> _Source text_
As I believed that the man who had shot me was still watching from his concealment, I examined my wounds, and finding my situation desperate, my right arm being much shattered and the ball having entered my body in the direction to reach my lungs and not having passed out, I called to him, requesting him to come, and by putting an immediate end to my life, to release me from the protracted suffering I had in prospect. “You have killed me,” said I; “but though the hurt you have given me must be mortal, I fear it may be some time before I shall die. Come, therefore, if you are a man, and shoot me again.” Many times I called to him, but he returned me no answer. My body was now almost naked, as I had on, when shot, beside my pantaloons, only a very old and ragged shirt, and much of this had been torn off in the course of the morning. I lay exposed to the sun, and the black and green headed flies, on a naked rock, the greater part of a day in July or August, and saw no prospect before me but that of a lingering death; but as the sun went down, my hope and strength began to revive, and plunging into the river, I swam across to the other side. When I reached the shore, I could stand on my feet, and I raised the sas-sah-kwi, or war whoop, as a cry of exultation and defiance to my enemy. But the additional loss of blood occasioned by the exertion in swimming the river caused me another fainting fit, after which, when I recovered, I concealed myself near the bank, to watch for him. Presently I saw Ome-zhuh-gwut-oons come from his hiding place, put his canoe into the water, embark, and begin to descend the river. He came very near my hiding place, and I felt tempted to make a spring, and endeavour to seize and strangle him in the water; but fearing that my strength might not be sufficient, I let him pass without discovering myself.
I was now tormented with the most excessive thirst, and as the bank was steep and rocky, I could not, with my wounded arm, lie down to drink. I was therefore compelled to go into the water, and let my body down into it, until I brought my mouth to a level with the surface, and thus I was able to drink. By this time, the evening growing somewhat cooler, my strength was, in part, restored; but the blood seemed to flow more freely. I now applied myself to dressing the wound in my arm. I endeavoured, though the flesh was already much swollen, to replace the fragments of the bone; to accomplish which, I tore in strips the remainder of my shirt, and with my teeth and my left hand I contrived to tie these around my arm, at first loosely, but by degrees tighter and tighter, until I thought it had assumed, as nearly as I could give it, the proper form. I then tied on small sticks, which I broke from the branches of trees, to serve as splints, and then suspended my hand in a string, which passed around my neck. After this was completed, I took some of the bark of a choke cherry bush, which I observed there, and chewing it fine applied it to the wounds, hoping thus to check the flowing of the blood. The bushes about me, and for all the distance between me and the river, were covered with blood. As night came on, I chose a place where was plenty of moss to lie down on, with the trunk of a fallen tree for my pillow. I was careful to select a place near the river that I might have a chance of seeing any thing that might pass; also to be near the water in case my thirst should again become urgent. I knew that one trader’s canoe was expected about this time to pass this place on the way towards Red River, and it was this canoe from which I expected relief and assistance. There were no Indians nearer than the village from which Ome-zhuh-gwut-oons had followed me, and he, with my wife and daughters, were the only persons that I had any reason to suppose were within many miles of me.

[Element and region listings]
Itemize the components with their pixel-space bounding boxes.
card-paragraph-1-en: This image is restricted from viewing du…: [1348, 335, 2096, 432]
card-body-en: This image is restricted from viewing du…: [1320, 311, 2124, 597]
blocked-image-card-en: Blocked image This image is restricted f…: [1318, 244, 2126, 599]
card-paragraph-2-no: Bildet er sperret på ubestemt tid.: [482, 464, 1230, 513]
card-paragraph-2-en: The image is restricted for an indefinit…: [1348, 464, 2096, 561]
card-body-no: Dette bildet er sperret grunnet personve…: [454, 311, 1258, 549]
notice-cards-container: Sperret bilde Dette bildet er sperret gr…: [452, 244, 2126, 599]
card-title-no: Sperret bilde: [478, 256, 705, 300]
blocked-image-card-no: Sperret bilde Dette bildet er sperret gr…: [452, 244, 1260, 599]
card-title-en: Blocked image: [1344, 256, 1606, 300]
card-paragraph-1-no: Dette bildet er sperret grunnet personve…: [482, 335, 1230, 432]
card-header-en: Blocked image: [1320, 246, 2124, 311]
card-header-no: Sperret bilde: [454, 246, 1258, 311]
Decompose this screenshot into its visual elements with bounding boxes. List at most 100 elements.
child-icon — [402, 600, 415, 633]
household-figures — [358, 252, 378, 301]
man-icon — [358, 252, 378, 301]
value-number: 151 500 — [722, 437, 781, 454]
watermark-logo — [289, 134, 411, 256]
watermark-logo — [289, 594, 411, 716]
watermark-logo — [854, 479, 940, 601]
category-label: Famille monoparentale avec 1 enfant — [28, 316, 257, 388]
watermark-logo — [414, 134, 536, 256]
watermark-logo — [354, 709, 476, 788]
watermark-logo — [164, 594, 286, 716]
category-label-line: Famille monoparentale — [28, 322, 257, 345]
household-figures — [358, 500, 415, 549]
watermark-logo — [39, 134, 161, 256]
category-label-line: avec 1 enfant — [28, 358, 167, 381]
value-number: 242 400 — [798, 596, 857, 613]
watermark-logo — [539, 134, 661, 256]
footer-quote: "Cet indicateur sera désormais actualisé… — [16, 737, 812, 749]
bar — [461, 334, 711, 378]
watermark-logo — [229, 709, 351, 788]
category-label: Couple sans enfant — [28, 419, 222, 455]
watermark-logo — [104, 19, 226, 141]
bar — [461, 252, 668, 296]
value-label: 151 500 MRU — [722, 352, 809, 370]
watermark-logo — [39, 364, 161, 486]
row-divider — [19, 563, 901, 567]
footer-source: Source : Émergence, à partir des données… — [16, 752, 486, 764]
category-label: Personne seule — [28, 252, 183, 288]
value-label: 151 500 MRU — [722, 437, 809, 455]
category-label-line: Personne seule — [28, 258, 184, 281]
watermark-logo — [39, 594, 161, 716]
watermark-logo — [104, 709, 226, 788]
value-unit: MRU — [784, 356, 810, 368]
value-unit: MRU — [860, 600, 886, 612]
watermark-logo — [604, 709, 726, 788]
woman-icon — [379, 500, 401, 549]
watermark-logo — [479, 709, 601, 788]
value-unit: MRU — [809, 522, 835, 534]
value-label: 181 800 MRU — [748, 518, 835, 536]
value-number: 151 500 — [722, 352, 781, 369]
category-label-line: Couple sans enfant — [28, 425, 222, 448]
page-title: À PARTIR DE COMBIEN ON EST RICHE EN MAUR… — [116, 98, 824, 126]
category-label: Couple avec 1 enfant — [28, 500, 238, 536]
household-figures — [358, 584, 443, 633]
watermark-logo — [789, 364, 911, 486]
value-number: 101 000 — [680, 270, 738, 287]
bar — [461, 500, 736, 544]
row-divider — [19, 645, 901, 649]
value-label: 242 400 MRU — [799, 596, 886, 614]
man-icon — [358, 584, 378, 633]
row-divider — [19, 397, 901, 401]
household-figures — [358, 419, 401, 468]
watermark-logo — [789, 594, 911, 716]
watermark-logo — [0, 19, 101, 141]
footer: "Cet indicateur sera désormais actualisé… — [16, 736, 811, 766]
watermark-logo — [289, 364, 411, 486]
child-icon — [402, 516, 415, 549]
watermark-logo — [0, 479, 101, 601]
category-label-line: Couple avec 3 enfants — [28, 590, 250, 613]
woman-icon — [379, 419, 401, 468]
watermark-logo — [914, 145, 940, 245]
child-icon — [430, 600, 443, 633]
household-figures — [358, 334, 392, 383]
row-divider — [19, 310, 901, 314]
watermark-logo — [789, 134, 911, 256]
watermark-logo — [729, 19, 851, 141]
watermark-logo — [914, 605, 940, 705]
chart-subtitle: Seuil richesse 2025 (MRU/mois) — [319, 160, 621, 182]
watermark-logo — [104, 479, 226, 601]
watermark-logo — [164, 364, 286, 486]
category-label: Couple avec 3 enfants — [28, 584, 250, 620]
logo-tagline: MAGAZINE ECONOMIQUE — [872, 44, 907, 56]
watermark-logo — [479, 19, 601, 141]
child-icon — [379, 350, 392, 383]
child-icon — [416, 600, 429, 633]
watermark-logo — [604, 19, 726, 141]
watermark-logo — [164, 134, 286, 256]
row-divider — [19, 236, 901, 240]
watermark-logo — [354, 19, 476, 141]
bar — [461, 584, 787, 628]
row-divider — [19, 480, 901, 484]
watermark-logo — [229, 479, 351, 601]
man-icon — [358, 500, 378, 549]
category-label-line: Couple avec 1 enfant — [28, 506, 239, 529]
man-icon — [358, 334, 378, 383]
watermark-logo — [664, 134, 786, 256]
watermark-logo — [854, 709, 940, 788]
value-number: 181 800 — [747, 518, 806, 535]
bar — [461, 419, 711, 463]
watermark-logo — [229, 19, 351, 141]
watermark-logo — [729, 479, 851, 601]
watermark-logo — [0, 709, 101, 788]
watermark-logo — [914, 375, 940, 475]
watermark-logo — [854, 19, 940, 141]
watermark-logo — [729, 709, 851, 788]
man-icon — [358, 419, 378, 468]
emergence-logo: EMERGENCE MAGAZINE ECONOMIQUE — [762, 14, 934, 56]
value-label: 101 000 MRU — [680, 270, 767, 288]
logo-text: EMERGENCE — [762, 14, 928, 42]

> _Problems and tasks_
• 1. In the account of the shooting by the river, what did the narrator chew and put on the wounds to check the bleeding?
• 2. Pick up the account of the shooting by the river and continue it from its final sentence.

> _Final results_
• 1. Finely chewed bark from a choke cherry bush.

• 2.
I laid myself down and prayed to the Great Spirit, that he would see and pity my condition, and send help to me now in the time of my distress. As I continued praying, the mosquitoes, which had settled on my naked body in vast numbers, and were, by their stings, adding greatly to the torment I suffered, began to rise, and after hovering at a little distance above and around me, disappeared entirely. I did not attribute this, which was so great a relief, to the immediate interposition of a Superior Power in answer to my prayer, as the evening was at that time becoming something cool, and I knew it was entirely the effect of change of temperature. Nevertheless, I was conscious, as I have ever been in times of distress and of danger, that the Master of my life, though invisible, was yet near, and was looking upon me. I slept easily and quietly, but not without interruption. Every time I awoke, I remembered to have seen, in my dream, a canoe with white men in the river before me.
It was late in the night, probably after midnight, when I heard female voices, which I supposed to be those of my daughters, not more than two hundred yards from me, but partly across the river. I believed that Ome-zhuh-gwut-oons had discovered their hiding place, and was, perhaps, offering them some violence, as the cry was that of distress; but so great was my weakness, that the attempt to afford them any relief seemed wholly beyond my power. I learned afterwards that my children, as soon as I fainted and fell on the rock, supposing me dead, had been influenced by their mother to turn the canoe down the river, and exert themselves to make their escape. They had not proceeded far, when the woman steered the canoe into a low point of bushes, and threw out my coat, and some other articles. They then ran on a considerable distance, and concealed themselves; but here it occurred to the woman that she might have done better to have kept the property belonging to me, and accordingly returned to get it. It was when they came to see these things lying on the shore, that the children burst out crying, and it was at this time that I heard them.